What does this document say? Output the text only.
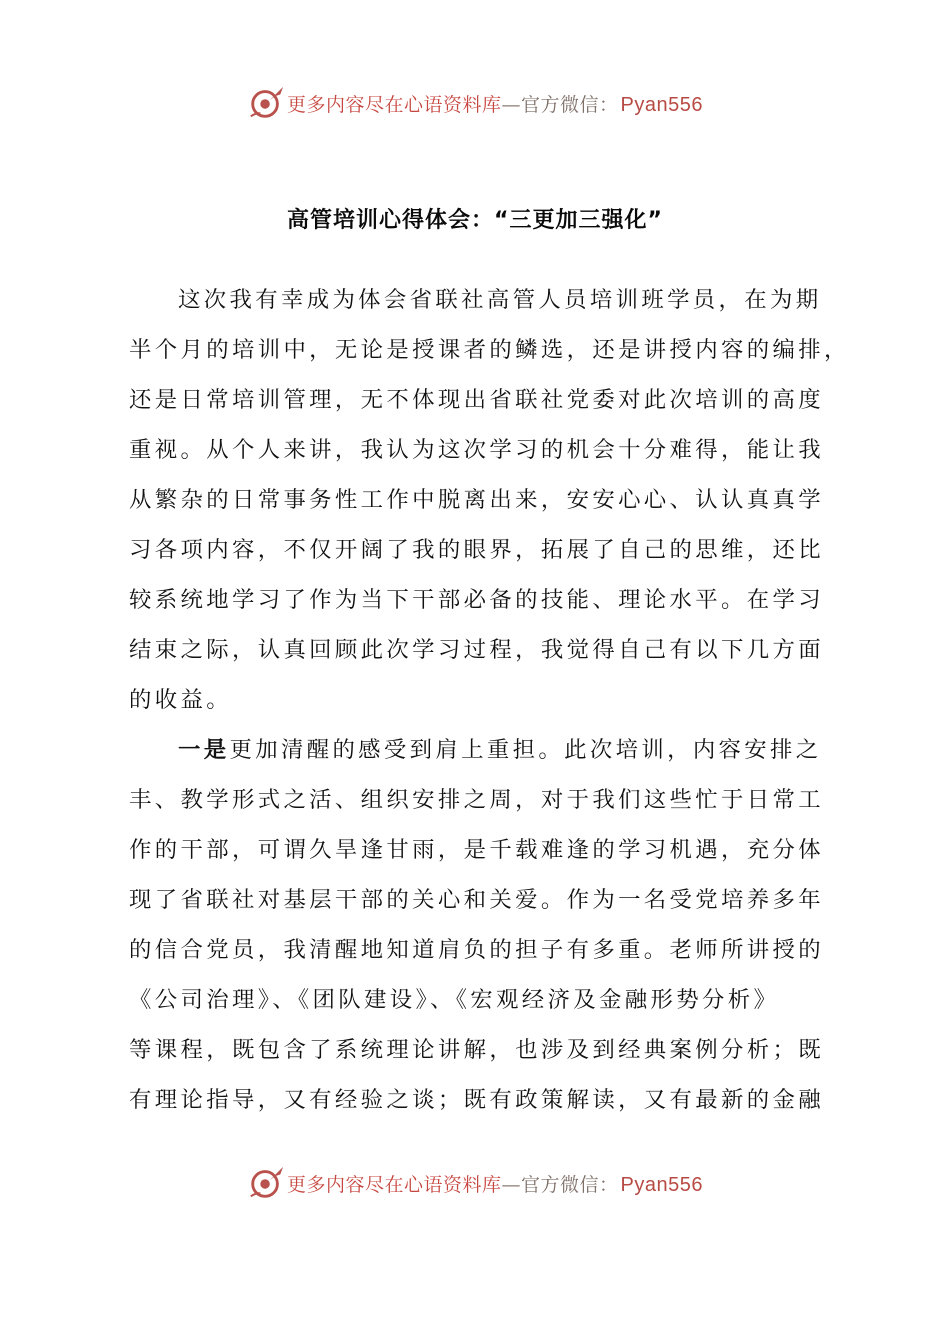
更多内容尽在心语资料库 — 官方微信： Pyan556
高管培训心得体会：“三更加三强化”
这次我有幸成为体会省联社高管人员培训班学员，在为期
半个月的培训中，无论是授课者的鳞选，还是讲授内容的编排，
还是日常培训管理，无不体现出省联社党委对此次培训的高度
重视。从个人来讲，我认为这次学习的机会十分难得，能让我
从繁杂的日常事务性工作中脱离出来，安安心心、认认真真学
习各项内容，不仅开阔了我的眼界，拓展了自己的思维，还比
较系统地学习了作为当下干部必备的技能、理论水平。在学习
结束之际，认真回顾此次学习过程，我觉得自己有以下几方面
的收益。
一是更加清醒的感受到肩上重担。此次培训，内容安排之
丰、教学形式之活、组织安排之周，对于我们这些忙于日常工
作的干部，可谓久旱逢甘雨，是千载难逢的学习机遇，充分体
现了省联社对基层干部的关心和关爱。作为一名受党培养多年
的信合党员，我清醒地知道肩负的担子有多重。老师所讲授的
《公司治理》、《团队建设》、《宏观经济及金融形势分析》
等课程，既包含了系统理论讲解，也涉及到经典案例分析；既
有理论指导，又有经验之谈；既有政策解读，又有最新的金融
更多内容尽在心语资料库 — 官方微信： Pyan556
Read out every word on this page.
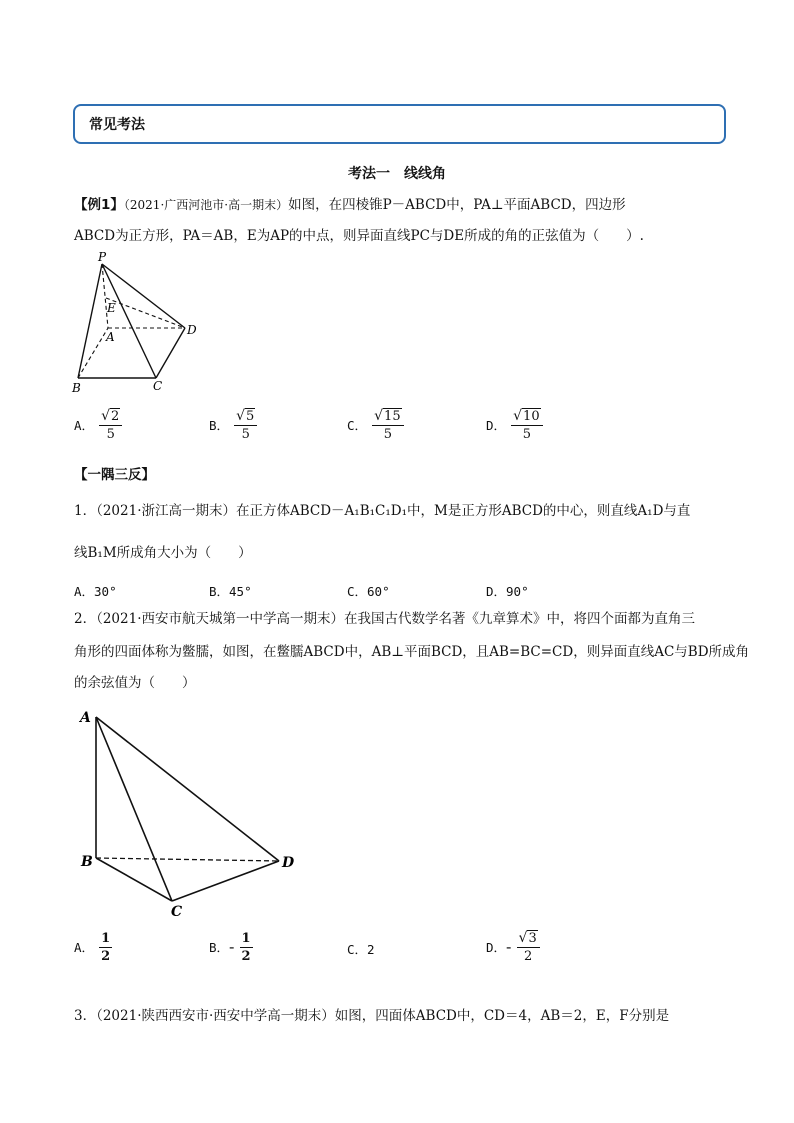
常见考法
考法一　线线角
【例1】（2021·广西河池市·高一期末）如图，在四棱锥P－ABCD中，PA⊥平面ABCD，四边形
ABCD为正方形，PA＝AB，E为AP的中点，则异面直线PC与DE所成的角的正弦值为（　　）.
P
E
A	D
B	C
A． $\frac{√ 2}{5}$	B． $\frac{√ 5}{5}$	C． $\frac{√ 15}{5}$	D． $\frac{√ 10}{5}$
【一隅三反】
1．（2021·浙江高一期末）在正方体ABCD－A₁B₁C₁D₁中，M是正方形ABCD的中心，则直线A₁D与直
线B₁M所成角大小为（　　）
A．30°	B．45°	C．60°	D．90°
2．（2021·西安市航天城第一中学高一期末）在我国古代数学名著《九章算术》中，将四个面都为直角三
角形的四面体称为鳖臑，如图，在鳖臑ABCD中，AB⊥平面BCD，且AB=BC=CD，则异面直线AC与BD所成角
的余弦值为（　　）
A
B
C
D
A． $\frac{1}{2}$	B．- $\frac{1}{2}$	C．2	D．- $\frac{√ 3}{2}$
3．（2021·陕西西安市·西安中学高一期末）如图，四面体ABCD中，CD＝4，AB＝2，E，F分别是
------------------------------------------------
• [Problem requirements]
Copy out each record shown above without alteration, skipping any picture.

• [The answer]
What does this document say? Output the text only.
更多内容尽在心语资料库 — 官方微信： Pyan556
高管培训心得体会：“三更加三强化”
这次我有幸成为体会省联社高管人员培训班学员，在为期
半个月的培训中，无论是授课者的鳞选，还是讲授内容的编排，
还是日常培训管理，无不体现出省联社党委对此次培训的高度
重视。从个人来讲，我认为这次学习的机会十分难得，能让我
从繁杂的日常事务性工作中脱离出来，安安心心、认认真真学
习各项内容，不仅开阔了我的眼界，拓展了自己的思维，还比
较系统地学习了作为当下干部必备的技能、理论水平。在学习
结束之际，认真回顾此次学习过程，我觉得自己有以下几方面
的收益。
一是更加清醒的感受到肩上重担。此次培训，内容安排之
丰、教学形式之活、组织安排之周，对于我们这些忙于日常工
作的干部，可谓久旱逢甘雨，是千载难逢的学习机遇，充分体
现了省联社对基层干部的关心和关爱。作为一名受党培养多年
的信合党员，我清醒地知道肩负的担子有多重。老师所讲授的
《公司治理》、《团队建设》、《宏观经济及金融形势分析》
等课程，既包含了系统理论讲解，也涉及到经典案例分析；既
有理论指导，又有经验之谈；既有政策解读，又有最新的金融
更多内容尽在心语资料库 — 官方微信： Pyan556
Read out every word on this page.
常见考法
考法一　线线角
【例1】（2021·广西河池市·高一期末）如图，在四棱锥P－ABCD中，PA⊥平面ABCD，四边形
ABCD为正方形，PA＝AB，E为AP的中点，则异面直线PC与DE所成的角的正弦值为（　　）.
P
E
A	D
B	C
A． $\frac{√ 2}{5}$	B． $\frac{√ 5}{5}$	C． $\frac{√ 15}{5}$	D． $\frac{√ 10}{5}$
【一隅三反】
1．（2021·浙江高一期末）在正方体ABCD－A₁B₁C₁D₁中，M是正方形ABCD的中心，则直线A₁D与直
线B₁M所成角大小为（　　）
A．30°	B．45°	C．60°	D．90°
2．（2021·西安市航天城第一中学高一期末）在我国古代数学名著《九章算术》中，将四个面都为直角三
角形的四面体称为鳖臑，如图，在鳖臑ABCD中，AB⊥平面BCD，且AB=BC=CD，则异面直线AC与BD所成角
的余弦值为（　　）
A
B
C
D
A． $\frac{1}{2}$	B．- $\frac{1}{2}$	C．2	D．- $\frac{√ 3}{2}$
3．（2021·陕西西安市·西安中学高一期末）如图，四面体ABCD中，CD＝4，AB＝2，E，F分别是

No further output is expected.